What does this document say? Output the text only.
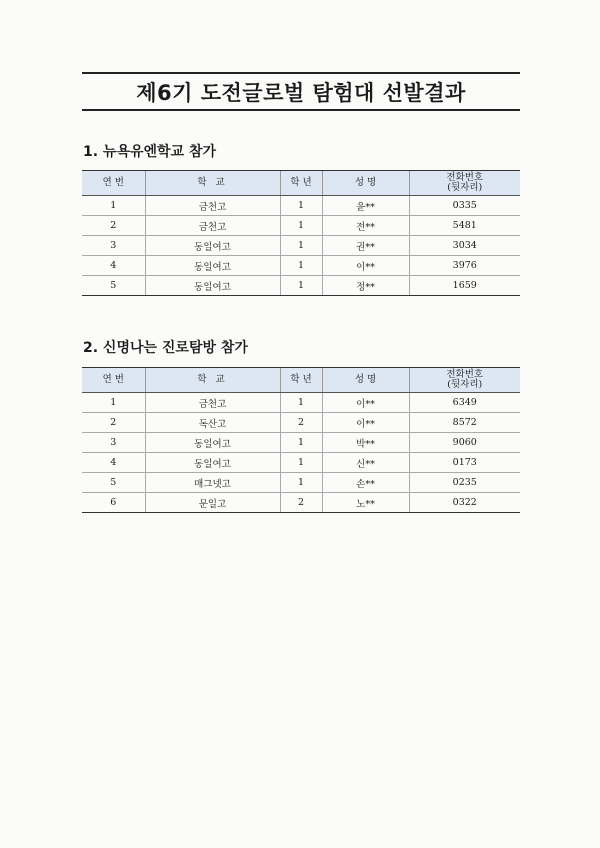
제6기 도전글로벌 탐험대 선발결과
1. 뉴욕유엔학교 참가
연 번	학 교	학 년	성 명	전화번호
(뒷자리)

1	금천고	1	윤**	0335
2	금천고	1	전**	5481
3	동일여고	1	권**	3034
4	동일여고	1	이**	3976
5	동일여고	1	정**	1659
2. 신명나는 진로탐방 참가
연 번	학 교	학 년	성 명	전화번호
(뒷자리)

1	금천고	1	이**	6349
2	독산고	2	이**	8572
3	동일여고	1	박**	9060
4	동일여고	1	신**	0173
5	매그넷고	1	손**	0235
6	문일고	2	노**	0322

★ ★ ★

- [Exercise]: Excluding the pictures, restate the records above word for word.

- [Result below]:
What does this document say? Output the text only.
제6기 도전글로벌 탐험대 선발결과
1. 뉴욕유엔학교 참가
연 번	학 교	학 년	성 명	전화번호
(뒷자리)

1	금천고	1	윤**	0335
2	금천고	1	전**	5481
3	동일여고	1	권**	3034
4	동일여고	1	이**	3976
5	동일여고	1	정**	1659
2. 신명나는 진로탐방 참가
연 번	학 교	학 년	성 명	전화번호
(뒷자리)

1	금천고	1	이**	6349
2	독산고	2	이**	8572
3	동일여고	1	박**	9060
4	동일여고	1	신**	0173
5	매그넷고	1	손**	0235
6	문일고	2	노**	0322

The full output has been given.